** Begin **

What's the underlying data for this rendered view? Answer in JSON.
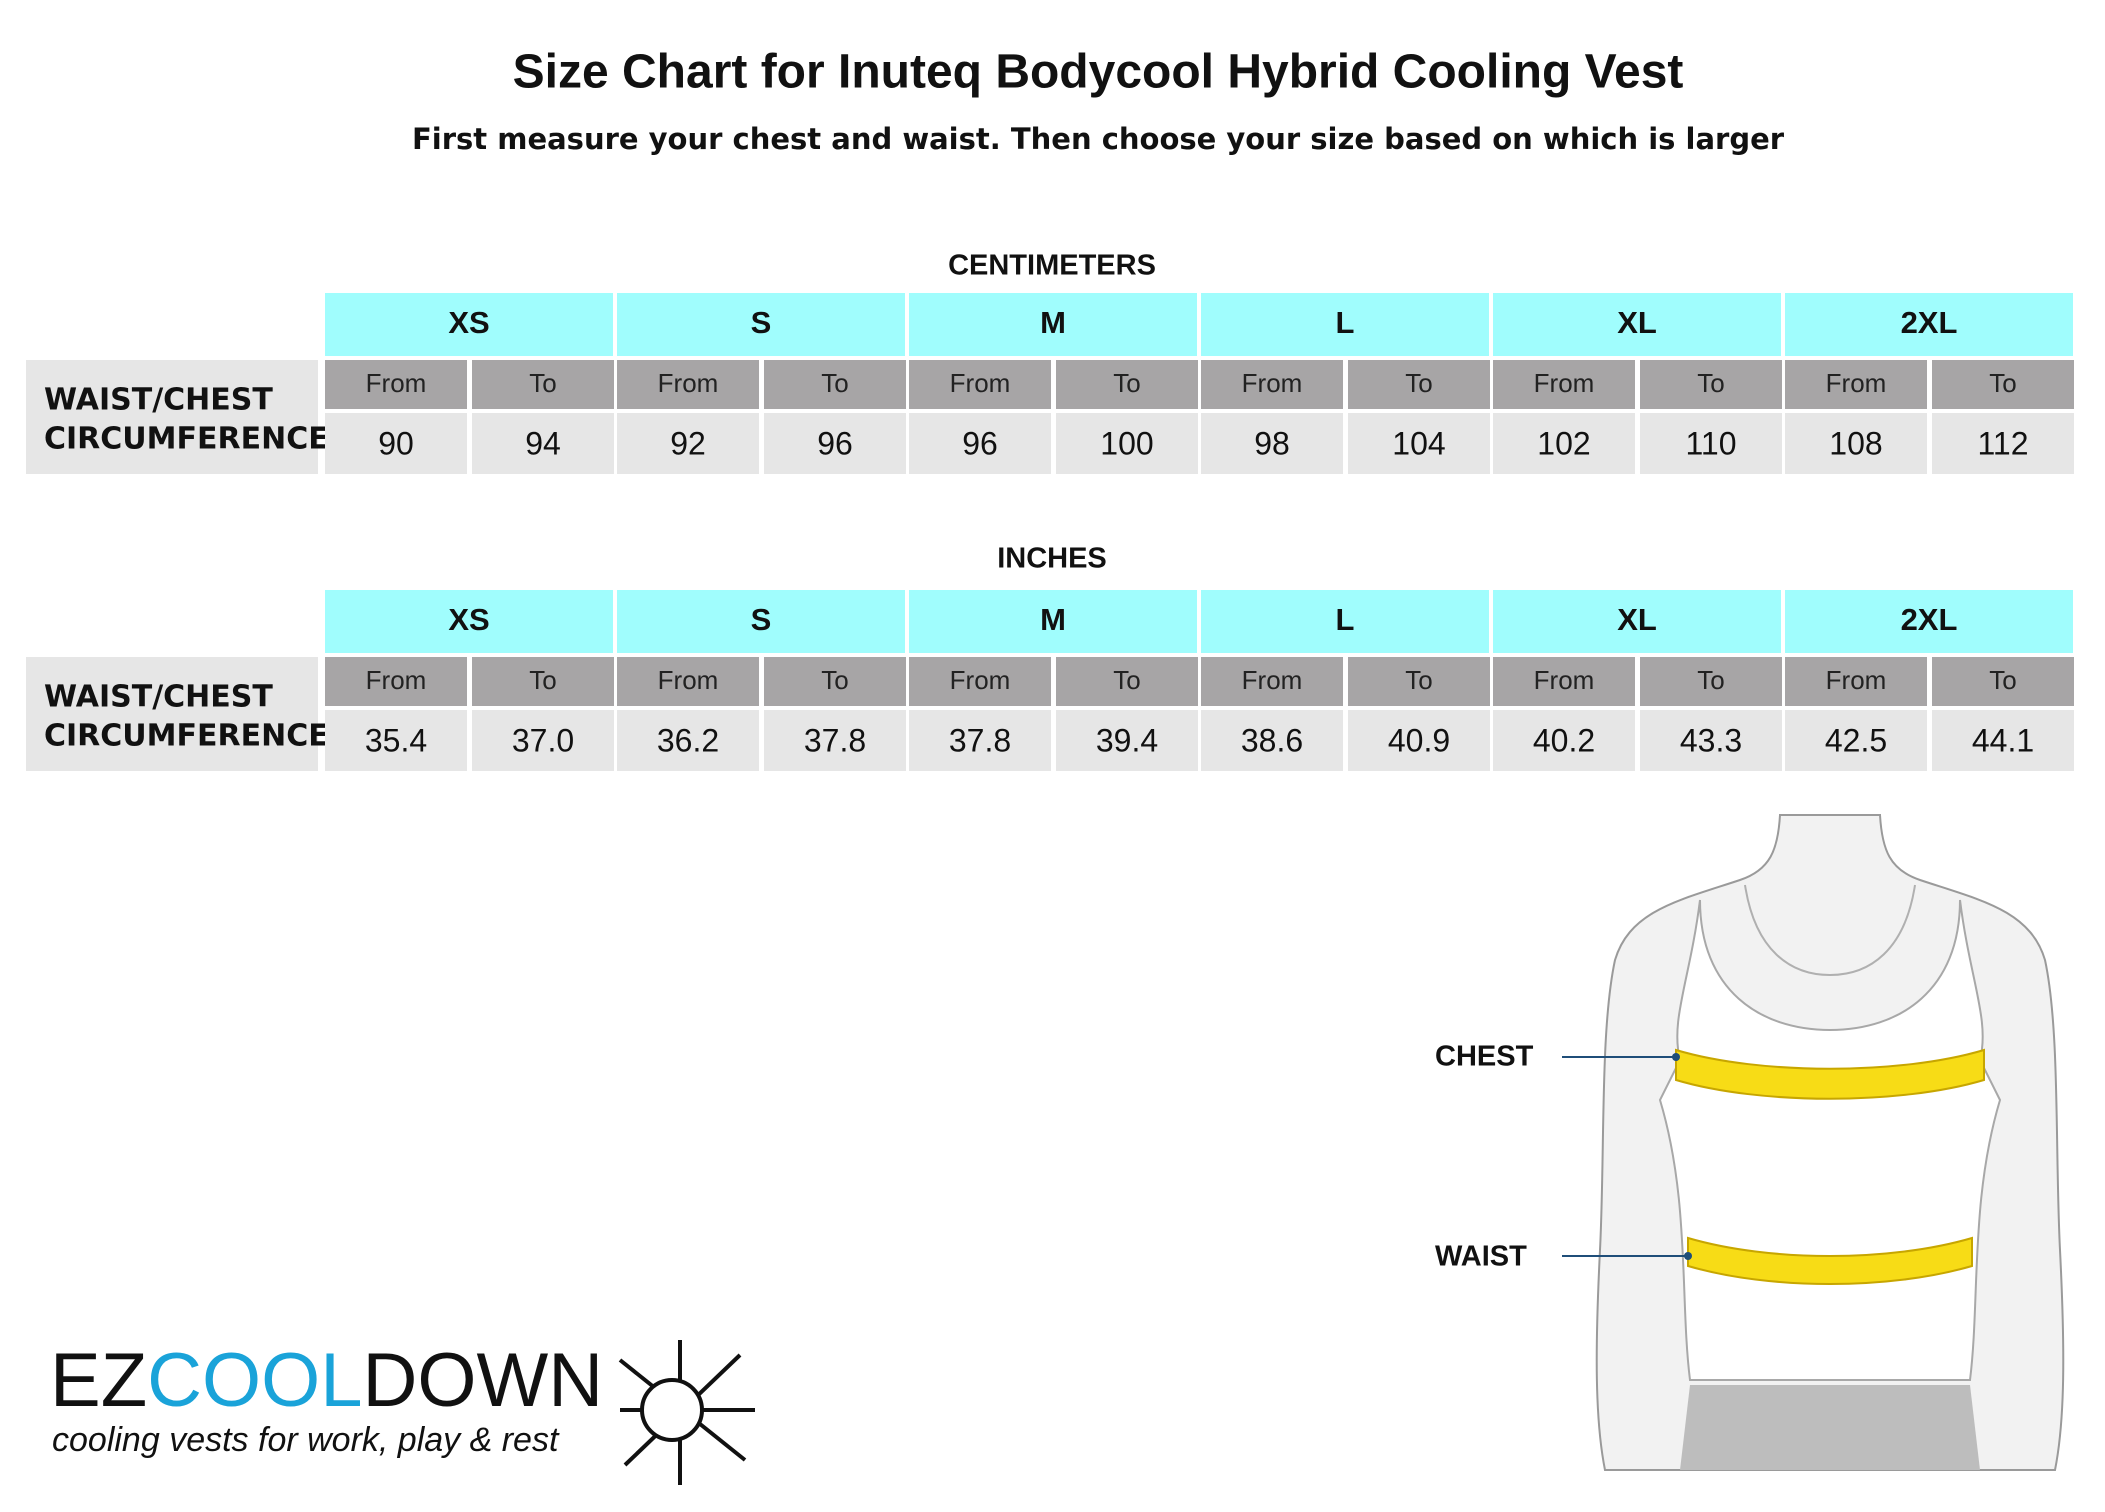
{
  "header": {
    "title": "Size Chart for Inuteq Bodycool Hybrid Cooling Vest",
    "subtitle": "First measure your chest and waist. Then choose your size based on which is larger"
  },
  "tables": [
    {
      "title": "CENTIMETERS",
      "row_label": [
        "WAIST/CHEST",
        "CIRCUMFERENCE"
      ],
      "columns": [
        "From",
        "To"
      ],
      "sizes": [
        "XS",
        "S",
        "M",
        "L",
        "XL",
        "2XL"
      ],
      "values": [
        [
          90,
          94
        ],
        [
          92,
          96
        ],
        [
          96,
          100
        ],
        [
          98,
          104
        ],
        [
          102,
          110
        ],
        [
          108,
          112
        ]
      ]
    },
    {
      "title": "INCHES",
      "row_label": [
        "WAIST/CHEST",
        "CIRCUMFERENCE"
      ],
      "columns": [
        "From",
        "To"
      ],
      "sizes": [
        "XS",
        "S",
        "M",
        "L",
        "XL",
        "2XL"
      ],
      "values": [
        [
          "35.4",
          "37.0"
        ],
        [
          "36.2",
          "37.8"
        ],
        [
          "37.8",
          "39.4"
        ],
        [
          "38.6",
          "40.9"
        ],
        [
          "40.2",
          "43.3"
        ],
        [
          "42.5",
          "44.1"
        ]
      ]
    }
  ],
  "figure": {
    "chest_label": "CHEST",
    "waist_label": "WAIST"
  },
  "logo": {
    "brand": [
      "EZ",
      "COOL",
      "DOWN"
    ],
    "tagline": "cooling vests for work, play & rest"
  }
}
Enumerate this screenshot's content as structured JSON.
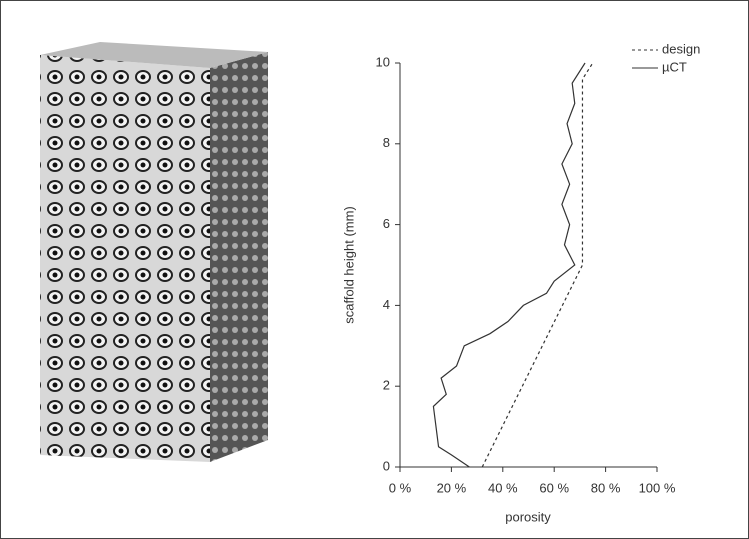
{
  "chart_data": {
    "type": "line",
    "xlabel": "porosity",
    "ylabel": "scaffold height (mm)",
    "xlim": [
      0,
      100
    ],
    "ylim": [
      0,
      10
    ],
    "xticks": [
      {
        "value": 0,
        "label": "0 %"
      },
      {
        "value": 20,
        "label": "20 %"
      },
      {
        "value": 40,
        "label": "40 %"
      },
      {
        "value": 60,
        "label": "60 %"
      },
      {
        "value": 80,
        "label": "80 %"
      },
      {
        "value": 100,
        "label": "100 %"
      }
    ],
    "yticks": [
      0,
      2,
      4,
      6,
      8,
      10
    ],
    "legend": "top-right",
    "series": [
      {
        "name": "design",
        "color": "#333333",
        "dash": true,
        "x": [
          32,
          71,
          71,
          75
        ],
        "values": [
          0,
          5,
          9.6,
          10
        ]
      },
      {
        "name": "µCT",
        "color": "#333333",
        "dash": false,
        "x": [
          27,
          20,
          15,
          14,
          13,
          18,
          16,
          22,
          25,
          35,
          42,
          48,
          57,
          60,
          68,
          64,
          66,
          63,
          66,
          63,
          67,
          65,
          68,
          67,
          72
        ],
        "values": [
          0,
          0.3,
          0.5,
          1,
          1.5,
          1.8,
          2.2,
          2.5,
          3,
          3.3,
          3.6,
          4,
          4.3,
          4.6,
          5,
          5.5,
          6,
          6.5,
          7,
          7.5,
          8,
          8.5,
          9,
          9.5,
          10
        ]
      }
    ]
  }
}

** End **

> **EXERCISE OBJECTIVE**
Quote the entries in full. Any image among them is to be omitted from the copy.

> **SOLUTION TO THE EXERCISE**
What's the underlying data for this rendered view? Answer in JSON.
{
  "header": {
    "title": "Size Chart for Inuteq Bodycool Hybrid Cooling Vest",
    "subtitle": "First measure your chest and waist. Then choose your size based on which is larger"
  },
  "tables": [
    {
      "title": "CENTIMETERS",
      "row_label": [
        "WAIST/CHEST",
        "CIRCUMFERENCE"
      ],
      "columns": [
        "From",
        "To"
      ],
      "sizes": [
        "XS",
        "S",
        "M",
        "L",
        "XL",
        "2XL"
      ],
      "values": [
        [
          90,
          94
        ],
        [
          92,
          96
        ],
        [
          96,
          100
        ],
        [
          98,
          104
        ],
        [
          102,
          110
        ],
        [
          108,
          112
        ]
      ]
    },
    {
      "title": "INCHES",
      "row_label": [
        "WAIST/CHEST",
        "CIRCUMFERENCE"
      ],
      "columns": [
        "From",
        "To"
      ],
      "sizes": [
        "XS",
        "S",
        "M",
        "L",
        "XL",
        "2XL"
      ],
      "values": [
        [
          "35.4",
          "37.0"
        ],
        [
          "36.2",
          "37.8"
        ],
        [
          "37.8",
          "39.4"
        ],
        [
          "38.6",
          "40.9"
        ],
        [
          "40.2",
          "43.3"
        ],
        [
          "42.5",
          "44.1"
        ]
      ]
    }
  ],
  "figure": {
    "chest_label": "CHEST",
    "waist_label": "WAIST"
  },
  "logo": {
    "brand": [
      "EZ",
      "COOL",
      "DOWN"
    ],
    "tagline": "cooling vests for work, play & rest"
  }
}
Enumerate this screenshot's content as structured JSON.
{
  "chart_data": {
    "type": "line",
    "xlabel": "porosity",
    "ylabel": "scaffold height (mm)",
    "xlim": [
      0,
      100
    ],
    "ylim": [
      0,
      10
    ],
    "xticks": [
      {
        "value": 0,
        "label": "0 %"
      },
      {
        "value": 20,
        "label": "20 %"
      },
      {
        "value": 40,
        "label": "40 %"
      },
      {
        "value": 60,
        "label": "60 %"
      },
      {
        "value": 80,
        "label": "80 %"
      },
      {
        "value": 100,
        "label": "100 %"
      }
    ],
    "yticks": [
      0,
      2,
      4,
      6,
      8,
      10
    ],
    "legend": "top-right",
    "series": [
      {
        "name": "design",
        "color": "#333333",
        "dash": true,
        "x": [
          32,
          71,
          71,
          75
        ],
        "values": [
          0,
          5,
          9.6,
          10
        ]
      },
      {
        "name": "µCT",
        "color": "#333333",
        "dash": false,
        "x": [
          27,
          20,
          15,
          14,
          13,
          18,
          16,
          22,
          25,
          35,
          42,
          48,
          57,
          60,
          68,
          64,
          66,
          63,
          66,
          63,
          67,
          65,
          68,
          67,
          72
        ],
        "values": [
          0,
          0.3,
          0.5,
          1,
          1.5,
          1.8,
          2.2,
          2.5,
          3,
          3.3,
          3.6,
          4,
          4.3,
          4.6,
          5,
          5.5,
          6,
          6.5,
          7,
          7.5,
          8,
          8.5,
          9,
          9.5,
          10
        ]
      }
    ]
  }
}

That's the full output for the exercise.